(WHAT IS NEEDED) Restate the records in their entirety, word for word.

## Start EXTRACTED DATA

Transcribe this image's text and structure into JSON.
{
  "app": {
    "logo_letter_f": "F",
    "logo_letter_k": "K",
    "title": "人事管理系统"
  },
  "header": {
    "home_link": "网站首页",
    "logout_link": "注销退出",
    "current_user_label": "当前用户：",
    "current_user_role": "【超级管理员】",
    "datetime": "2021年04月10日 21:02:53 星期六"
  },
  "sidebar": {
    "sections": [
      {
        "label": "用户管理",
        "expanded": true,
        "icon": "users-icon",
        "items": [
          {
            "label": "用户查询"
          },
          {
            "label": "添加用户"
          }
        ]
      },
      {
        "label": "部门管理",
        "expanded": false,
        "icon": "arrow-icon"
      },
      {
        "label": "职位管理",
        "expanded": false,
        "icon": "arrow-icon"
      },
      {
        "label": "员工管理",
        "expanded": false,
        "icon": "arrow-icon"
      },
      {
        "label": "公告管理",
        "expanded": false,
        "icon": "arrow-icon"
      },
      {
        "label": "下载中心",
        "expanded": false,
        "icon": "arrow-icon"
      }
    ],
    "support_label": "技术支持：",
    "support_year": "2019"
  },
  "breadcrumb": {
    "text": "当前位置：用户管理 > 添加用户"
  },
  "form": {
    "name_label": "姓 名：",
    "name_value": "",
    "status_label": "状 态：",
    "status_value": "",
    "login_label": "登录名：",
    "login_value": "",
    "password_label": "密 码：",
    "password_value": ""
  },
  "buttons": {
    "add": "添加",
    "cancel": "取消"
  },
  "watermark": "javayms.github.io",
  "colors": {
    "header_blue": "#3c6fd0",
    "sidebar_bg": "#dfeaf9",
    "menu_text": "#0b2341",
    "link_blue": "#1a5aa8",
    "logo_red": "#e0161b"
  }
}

## End EXTRACTED DATA

(TASK RESULT)
Transcribe this image's text and structure into JSON.
{
  "app": {
    "logo_letter_f": "F",
    "logo_letter_k": "K",
    "title": "人事管理系统"
  },
  "header": {
    "home_link": "网站首页",
    "logout_link": "注销退出",
    "current_user_label": "当前用户：",
    "current_user_role": "【超级管理员】",
    "datetime": "2021年04月10日 21:02:53 星期六"
  },
  "sidebar": {
    "sections": [
      {
        "label": "用户管理",
        "expanded": true,
        "icon": "users-icon",
        "items": [
          {
            "label": "用户查询"
          },
          {
            "label": "添加用户"
          }
        ]
      },
      {
        "label": "部门管理",
        "expanded": false,
        "icon": "arrow-icon"
      },
      {
        "label": "职位管理",
        "expanded": false,
        "icon": "arrow-icon"
      },
      {
        "label": "员工管理",
        "expanded": false,
        "icon": "arrow-icon"
      },
      {
        "label": "公告管理",
        "expanded": false,
        "icon": "arrow-icon"
      },
      {
        "label": "下载中心",
        "expanded": false,
        "icon": "arrow-icon"
      }
    ],
    "support_label": "技术支持：",
    "support_year": "2019"
  },
  "breadcrumb": {
    "text": "当前位置：用户管理 > 添加用户"
  },
  "form": {
    "name_label": "姓 名：",
    "name_value": "",
    "status_label": "状 态：",
    "status_value": "",
    "login_label": "登录名：",
    "login_value": "",
    "password_label": "密 码：",
    "password_value": ""
  },
  "buttons": {
    "add": "添加",
    "cancel": "取消"
  },
  "watermark": "javayms.github.io",
  "colors": {
    "header_blue": "#3c6fd0",
    "sidebar_bg": "#dfeaf9",
    "menu_text": "#0b2341",
    "link_blue": "#1a5aa8",
    "logo_red": "#e0161b"
  }
}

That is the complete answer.